======== STORED ROWS ========
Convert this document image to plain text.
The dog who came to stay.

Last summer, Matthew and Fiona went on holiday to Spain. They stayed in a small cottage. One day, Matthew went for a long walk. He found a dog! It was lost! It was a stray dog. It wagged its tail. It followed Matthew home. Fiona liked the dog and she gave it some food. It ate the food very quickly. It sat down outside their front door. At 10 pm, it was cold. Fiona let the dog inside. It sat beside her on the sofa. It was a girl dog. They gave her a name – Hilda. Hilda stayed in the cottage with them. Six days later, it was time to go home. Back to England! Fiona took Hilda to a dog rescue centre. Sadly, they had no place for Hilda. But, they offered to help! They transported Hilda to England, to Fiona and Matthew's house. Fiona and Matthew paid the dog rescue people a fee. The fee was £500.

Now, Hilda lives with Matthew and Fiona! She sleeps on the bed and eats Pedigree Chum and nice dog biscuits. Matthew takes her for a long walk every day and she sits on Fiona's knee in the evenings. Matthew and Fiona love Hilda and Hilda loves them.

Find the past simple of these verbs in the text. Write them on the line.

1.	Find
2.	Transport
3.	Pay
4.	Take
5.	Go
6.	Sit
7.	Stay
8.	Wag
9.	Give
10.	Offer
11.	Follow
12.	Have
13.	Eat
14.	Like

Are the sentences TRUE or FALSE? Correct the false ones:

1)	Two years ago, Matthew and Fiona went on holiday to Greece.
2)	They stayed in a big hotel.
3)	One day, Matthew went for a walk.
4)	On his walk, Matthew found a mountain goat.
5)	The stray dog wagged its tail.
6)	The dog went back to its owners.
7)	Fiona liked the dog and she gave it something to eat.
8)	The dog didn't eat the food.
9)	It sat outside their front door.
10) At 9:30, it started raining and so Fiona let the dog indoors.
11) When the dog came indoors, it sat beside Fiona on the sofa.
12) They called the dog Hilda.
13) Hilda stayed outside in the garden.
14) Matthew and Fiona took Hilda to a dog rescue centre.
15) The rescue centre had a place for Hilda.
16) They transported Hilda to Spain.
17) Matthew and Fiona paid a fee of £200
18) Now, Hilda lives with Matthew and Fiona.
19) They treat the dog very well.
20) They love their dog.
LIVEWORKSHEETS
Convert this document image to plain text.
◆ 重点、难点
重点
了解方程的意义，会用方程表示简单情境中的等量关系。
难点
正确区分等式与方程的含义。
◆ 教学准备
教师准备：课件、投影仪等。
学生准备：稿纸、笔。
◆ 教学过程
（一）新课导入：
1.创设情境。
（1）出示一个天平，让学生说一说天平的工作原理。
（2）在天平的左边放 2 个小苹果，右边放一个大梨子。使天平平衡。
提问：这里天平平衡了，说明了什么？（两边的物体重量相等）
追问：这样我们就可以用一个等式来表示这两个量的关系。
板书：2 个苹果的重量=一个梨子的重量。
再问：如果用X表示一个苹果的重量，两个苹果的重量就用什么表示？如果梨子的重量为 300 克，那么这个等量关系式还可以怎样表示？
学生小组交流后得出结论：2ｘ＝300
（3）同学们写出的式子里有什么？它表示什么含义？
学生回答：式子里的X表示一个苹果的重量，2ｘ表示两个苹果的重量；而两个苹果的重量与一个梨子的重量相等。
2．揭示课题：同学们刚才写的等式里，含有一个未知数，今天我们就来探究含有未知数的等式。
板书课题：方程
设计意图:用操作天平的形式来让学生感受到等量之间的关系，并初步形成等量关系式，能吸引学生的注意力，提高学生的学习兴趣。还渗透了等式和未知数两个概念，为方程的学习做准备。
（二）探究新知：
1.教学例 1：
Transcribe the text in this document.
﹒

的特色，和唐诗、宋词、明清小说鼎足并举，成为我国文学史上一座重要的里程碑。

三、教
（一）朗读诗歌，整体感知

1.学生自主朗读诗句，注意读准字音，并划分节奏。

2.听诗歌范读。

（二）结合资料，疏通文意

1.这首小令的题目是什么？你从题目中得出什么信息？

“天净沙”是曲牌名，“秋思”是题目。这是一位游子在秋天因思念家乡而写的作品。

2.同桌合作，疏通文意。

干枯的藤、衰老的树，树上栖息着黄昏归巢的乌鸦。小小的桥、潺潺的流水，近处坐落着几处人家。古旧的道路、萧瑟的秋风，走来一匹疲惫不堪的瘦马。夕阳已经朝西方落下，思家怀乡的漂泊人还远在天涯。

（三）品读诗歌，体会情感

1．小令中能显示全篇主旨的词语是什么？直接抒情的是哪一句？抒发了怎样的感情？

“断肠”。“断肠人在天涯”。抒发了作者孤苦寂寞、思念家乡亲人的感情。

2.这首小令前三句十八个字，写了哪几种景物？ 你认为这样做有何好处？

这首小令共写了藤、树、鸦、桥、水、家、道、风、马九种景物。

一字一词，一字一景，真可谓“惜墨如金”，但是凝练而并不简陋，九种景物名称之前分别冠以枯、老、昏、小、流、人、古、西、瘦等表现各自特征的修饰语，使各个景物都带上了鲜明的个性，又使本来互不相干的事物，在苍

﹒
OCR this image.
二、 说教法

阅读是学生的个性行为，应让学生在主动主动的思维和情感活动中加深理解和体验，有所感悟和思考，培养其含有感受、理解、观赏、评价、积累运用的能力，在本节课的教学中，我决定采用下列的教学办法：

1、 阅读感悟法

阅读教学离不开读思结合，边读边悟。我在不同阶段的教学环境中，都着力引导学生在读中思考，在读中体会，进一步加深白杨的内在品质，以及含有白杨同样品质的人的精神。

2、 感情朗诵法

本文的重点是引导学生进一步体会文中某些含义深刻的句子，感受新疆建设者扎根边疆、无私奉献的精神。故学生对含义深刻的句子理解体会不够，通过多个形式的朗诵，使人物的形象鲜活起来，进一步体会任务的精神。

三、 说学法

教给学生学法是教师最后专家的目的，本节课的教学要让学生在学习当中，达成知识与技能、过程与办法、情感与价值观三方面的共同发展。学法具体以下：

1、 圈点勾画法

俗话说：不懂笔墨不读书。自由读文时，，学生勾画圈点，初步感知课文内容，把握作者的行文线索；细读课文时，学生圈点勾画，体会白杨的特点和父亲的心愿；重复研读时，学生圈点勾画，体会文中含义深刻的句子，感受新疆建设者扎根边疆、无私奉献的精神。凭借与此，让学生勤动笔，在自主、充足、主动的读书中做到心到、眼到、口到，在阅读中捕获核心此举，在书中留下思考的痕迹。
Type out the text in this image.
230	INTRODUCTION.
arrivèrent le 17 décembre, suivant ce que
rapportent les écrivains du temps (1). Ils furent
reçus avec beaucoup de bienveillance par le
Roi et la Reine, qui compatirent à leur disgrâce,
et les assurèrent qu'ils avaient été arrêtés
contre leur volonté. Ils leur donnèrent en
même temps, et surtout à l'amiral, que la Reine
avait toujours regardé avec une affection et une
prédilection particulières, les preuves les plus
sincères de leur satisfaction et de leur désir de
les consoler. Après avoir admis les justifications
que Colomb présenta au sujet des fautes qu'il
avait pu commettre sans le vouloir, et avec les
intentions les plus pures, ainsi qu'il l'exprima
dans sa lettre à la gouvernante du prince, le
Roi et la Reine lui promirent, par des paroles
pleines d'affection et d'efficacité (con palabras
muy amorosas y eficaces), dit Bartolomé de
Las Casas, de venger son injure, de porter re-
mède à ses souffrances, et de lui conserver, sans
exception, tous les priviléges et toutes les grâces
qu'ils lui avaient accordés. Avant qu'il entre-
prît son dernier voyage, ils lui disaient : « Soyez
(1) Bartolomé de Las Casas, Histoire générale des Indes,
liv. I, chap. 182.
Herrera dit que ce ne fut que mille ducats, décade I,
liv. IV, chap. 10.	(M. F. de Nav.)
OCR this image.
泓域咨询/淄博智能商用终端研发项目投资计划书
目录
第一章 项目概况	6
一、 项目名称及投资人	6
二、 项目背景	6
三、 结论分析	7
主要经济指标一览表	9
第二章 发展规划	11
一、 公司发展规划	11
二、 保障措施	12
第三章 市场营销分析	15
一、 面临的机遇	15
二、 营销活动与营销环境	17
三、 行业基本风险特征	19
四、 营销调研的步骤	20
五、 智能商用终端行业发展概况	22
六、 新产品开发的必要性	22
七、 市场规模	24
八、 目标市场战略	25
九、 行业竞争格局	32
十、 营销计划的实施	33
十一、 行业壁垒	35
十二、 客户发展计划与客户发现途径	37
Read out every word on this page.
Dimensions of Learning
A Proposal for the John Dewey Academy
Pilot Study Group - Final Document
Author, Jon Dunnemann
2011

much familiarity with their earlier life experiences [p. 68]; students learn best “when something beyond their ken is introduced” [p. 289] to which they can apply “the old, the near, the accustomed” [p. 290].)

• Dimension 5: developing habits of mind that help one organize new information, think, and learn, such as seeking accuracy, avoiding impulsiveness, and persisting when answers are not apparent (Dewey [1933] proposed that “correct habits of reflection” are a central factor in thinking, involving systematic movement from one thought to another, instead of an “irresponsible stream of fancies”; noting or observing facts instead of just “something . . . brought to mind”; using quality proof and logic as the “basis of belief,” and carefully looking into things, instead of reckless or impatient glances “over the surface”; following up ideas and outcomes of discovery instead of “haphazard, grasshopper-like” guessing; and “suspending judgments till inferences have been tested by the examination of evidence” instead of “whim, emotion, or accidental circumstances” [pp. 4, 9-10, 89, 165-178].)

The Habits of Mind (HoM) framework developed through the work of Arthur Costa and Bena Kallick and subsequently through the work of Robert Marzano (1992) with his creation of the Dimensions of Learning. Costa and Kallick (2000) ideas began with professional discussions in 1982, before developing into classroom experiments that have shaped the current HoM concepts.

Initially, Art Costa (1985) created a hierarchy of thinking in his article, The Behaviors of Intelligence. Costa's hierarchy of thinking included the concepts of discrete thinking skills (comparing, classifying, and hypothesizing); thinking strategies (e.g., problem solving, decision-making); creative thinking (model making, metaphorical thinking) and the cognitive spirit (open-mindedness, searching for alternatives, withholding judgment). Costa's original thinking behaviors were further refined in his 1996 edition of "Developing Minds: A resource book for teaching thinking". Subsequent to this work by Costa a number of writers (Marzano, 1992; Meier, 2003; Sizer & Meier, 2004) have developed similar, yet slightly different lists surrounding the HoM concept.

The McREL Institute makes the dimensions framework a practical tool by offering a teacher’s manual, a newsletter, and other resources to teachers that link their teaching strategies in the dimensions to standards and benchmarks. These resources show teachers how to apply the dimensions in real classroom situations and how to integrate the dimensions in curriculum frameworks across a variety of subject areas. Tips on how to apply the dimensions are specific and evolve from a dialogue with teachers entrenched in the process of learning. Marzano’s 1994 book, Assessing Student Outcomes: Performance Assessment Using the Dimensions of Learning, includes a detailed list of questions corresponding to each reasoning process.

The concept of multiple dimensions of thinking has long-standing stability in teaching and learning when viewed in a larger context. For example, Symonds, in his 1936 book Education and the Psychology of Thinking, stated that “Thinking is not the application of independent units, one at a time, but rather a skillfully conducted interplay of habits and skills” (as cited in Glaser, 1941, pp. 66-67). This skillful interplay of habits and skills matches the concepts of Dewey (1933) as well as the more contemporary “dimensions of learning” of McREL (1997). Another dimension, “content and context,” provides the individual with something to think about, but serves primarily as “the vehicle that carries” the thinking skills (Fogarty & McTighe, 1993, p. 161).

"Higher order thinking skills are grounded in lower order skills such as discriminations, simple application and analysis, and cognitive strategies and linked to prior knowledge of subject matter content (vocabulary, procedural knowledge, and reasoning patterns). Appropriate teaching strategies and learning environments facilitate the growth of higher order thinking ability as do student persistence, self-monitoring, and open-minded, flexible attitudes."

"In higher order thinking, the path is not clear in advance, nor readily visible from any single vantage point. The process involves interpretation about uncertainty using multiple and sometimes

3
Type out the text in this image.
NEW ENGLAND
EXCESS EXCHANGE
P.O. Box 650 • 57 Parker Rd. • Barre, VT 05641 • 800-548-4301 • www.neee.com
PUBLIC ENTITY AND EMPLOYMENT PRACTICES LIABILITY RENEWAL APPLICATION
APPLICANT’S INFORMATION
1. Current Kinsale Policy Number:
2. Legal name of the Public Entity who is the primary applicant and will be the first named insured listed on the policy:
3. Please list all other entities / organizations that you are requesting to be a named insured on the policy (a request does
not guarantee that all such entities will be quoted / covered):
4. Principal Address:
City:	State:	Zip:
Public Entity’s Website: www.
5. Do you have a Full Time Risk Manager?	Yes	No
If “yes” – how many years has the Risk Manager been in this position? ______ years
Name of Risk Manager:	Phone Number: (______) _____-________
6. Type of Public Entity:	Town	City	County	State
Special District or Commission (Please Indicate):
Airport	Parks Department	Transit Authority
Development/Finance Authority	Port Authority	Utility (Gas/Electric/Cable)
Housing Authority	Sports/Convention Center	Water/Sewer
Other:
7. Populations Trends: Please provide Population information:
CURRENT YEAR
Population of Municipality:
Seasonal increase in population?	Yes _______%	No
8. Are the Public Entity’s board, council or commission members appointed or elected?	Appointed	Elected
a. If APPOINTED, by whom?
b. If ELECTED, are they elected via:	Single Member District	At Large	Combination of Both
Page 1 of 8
========
• _WHAT YOU NEED TO DO_
Say how many lines hold the word "insured", giving the number and nothing else.

• _PROBLEM SOLUTION_
2